• [RECORDS FOR PROCESSING]:
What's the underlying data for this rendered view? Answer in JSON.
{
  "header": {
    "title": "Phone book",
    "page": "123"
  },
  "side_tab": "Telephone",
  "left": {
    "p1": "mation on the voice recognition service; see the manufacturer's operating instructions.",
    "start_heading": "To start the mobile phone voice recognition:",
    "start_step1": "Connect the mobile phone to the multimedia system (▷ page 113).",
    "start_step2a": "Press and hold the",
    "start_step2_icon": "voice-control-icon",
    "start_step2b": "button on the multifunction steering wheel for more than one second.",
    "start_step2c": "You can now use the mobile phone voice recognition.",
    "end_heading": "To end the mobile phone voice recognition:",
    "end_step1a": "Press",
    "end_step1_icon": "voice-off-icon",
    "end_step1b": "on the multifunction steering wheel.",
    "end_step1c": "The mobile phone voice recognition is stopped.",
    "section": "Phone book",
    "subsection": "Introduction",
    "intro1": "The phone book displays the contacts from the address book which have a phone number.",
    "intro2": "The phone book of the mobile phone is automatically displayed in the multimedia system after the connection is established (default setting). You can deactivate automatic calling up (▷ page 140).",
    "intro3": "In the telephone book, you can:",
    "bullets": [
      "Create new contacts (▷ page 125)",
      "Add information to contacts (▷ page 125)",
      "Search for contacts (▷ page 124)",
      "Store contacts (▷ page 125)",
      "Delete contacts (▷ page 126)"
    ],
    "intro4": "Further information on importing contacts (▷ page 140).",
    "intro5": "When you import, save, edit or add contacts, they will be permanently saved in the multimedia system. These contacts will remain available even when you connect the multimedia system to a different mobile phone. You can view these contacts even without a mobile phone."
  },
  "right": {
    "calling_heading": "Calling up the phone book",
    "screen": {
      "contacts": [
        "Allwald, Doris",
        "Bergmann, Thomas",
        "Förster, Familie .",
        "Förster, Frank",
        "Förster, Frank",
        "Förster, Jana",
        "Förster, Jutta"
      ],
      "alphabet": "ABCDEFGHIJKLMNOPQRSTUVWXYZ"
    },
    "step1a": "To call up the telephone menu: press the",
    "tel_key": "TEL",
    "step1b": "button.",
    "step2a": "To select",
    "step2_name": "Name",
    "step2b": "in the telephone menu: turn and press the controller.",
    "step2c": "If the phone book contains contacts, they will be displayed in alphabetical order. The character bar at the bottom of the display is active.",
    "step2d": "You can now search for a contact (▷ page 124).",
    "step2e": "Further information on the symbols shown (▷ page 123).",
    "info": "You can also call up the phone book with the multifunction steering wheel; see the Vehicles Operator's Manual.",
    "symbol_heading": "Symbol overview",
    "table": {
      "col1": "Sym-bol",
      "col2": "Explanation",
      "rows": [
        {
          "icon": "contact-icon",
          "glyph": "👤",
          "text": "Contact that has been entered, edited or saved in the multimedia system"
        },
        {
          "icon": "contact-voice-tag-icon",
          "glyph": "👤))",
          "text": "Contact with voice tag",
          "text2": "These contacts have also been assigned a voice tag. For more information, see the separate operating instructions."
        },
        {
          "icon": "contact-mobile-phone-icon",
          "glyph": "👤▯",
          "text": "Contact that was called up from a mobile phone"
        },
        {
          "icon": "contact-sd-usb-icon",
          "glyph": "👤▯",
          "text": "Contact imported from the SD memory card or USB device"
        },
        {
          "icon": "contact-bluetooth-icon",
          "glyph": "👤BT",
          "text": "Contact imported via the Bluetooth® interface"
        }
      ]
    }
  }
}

• [OBJECTIVE]:
Take the data above and return it exactly.

• [COMPLETED EXERCISE]:
What's the underlying data for this rendered view? Answer in JSON.
{
  "header": {
    "title": "Phone book",
    "page": "123"
  },
  "side_tab": "Telephone",
  "left": {
    "p1": "mation on the voice recognition service; see the manufacturer's operating instructions.",
    "start_heading": "To start the mobile phone voice recognition:",
    "start_step1": "Connect the mobile phone to the multimedia system (▷ page 113).",
    "start_step2a": "Press and hold the",
    "start_step2_icon": "voice-control-icon",
    "start_step2b": "button on the multifunction steering wheel for more than one second.",
    "start_step2c": "You can now use the mobile phone voice recognition.",
    "end_heading": "To end the mobile phone voice recognition:",
    "end_step1a": "Press",
    "end_step1_icon": "voice-off-icon",
    "end_step1b": "on the multifunction steering wheel.",
    "end_step1c": "The mobile phone voice recognition is stopped.",
    "section": "Phone book",
    "subsection": "Introduction",
    "intro1": "The phone book displays the contacts from the address book which have a phone number.",
    "intro2": "The phone book of the mobile phone is automatically displayed in the multimedia system after the connection is established (default setting). You can deactivate automatic calling up (▷ page 140).",
    "intro3": "In the telephone book, you can:",
    "bullets": [
      "Create new contacts (▷ page 125)",
      "Add information to contacts (▷ page 125)",
      "Search for contacts (▷ page 124)",
      "Store contacts (▷ page 125)",
      "Delete contacts (▷ page 126)"
    ],
    "intro4": "Further information on importing contacts (▷ page 140).",
    "intro5": "When you import, save, edit or add contacts, they will be permanently saved in the multimedia system. These contacts will remain available even when you connect the multimedia system to a different mobile phone. You can view these contacts even without a mobile phone."
  },
  "right": {
    "calling_heading": "Calling up the phone book",
    "screen": {
      "contacts": [
        "Allwald, Doris",
        "Bergmann, Thomas",
        "Förster, Familie .",
        "Förster, Frank",
        "Förster, Frank",
        "Förster, Jana",
        "Förster, Jutta"
      ],
      "alphabet": "ABCDEFGHIJKLMNOPQRSTUVWXYZ"
    },
    "step1a": "To call up the telephone menu: press the",
    "tel_key": "TEL",
    "step1b": "button.",
    "step2a": "To select",
    "step2_name": "Name",
    "step2b": "in the telephone menu: turn and press the controller.",
    "step2c": "If the phone book contains contacts, they will be displayed in alphabetical order. The character bar at the bottom of the display is active.",
    "step2d": "You can now search for a contact (▷ page 124).",
    "step2e": "Further information on the symbols shown (▷ page 123).",
    "info": "You can also call up the phone book with the multifunction steering wheel; see the Vehicles Operator's Manual.",
    "symbol_heading": "Symbol overview",
    "table": {
      "col1": "Sym-bol",
      "col2": "Explanation",
      "rows": [
        {
          "icon": "contact-icon",
          "glyph": "👤",
          "text": "Contact that has been entered, edited or saved in the multimedia system"
        },
        {
          "icon": "contact-voice-tag-icon",
          "glyph": "👤))",
          "text": "Contact with voice tag",
          "text2": "These contacts have also been assigned a voice tag. For more information, see the separate operating instructions."
        },
        {
          "icon": "contact-mobile-phone-icon",
          "glyph": "👤▯",
          "text": "Contact that was called up from a mobile phone"
        },
        {
          "icon": "contact-sd-usb-icon",
          "glyph": "👤▯",
          "text": "Contact imported from the SD memory card or USB device"
        },
        {
          "icon": "contact-bluetooth-icon",
          "glyph": "👤BT",
          "text": "Contact imported via the Bluetooth® interface"
        }
      ]
    }
  }
}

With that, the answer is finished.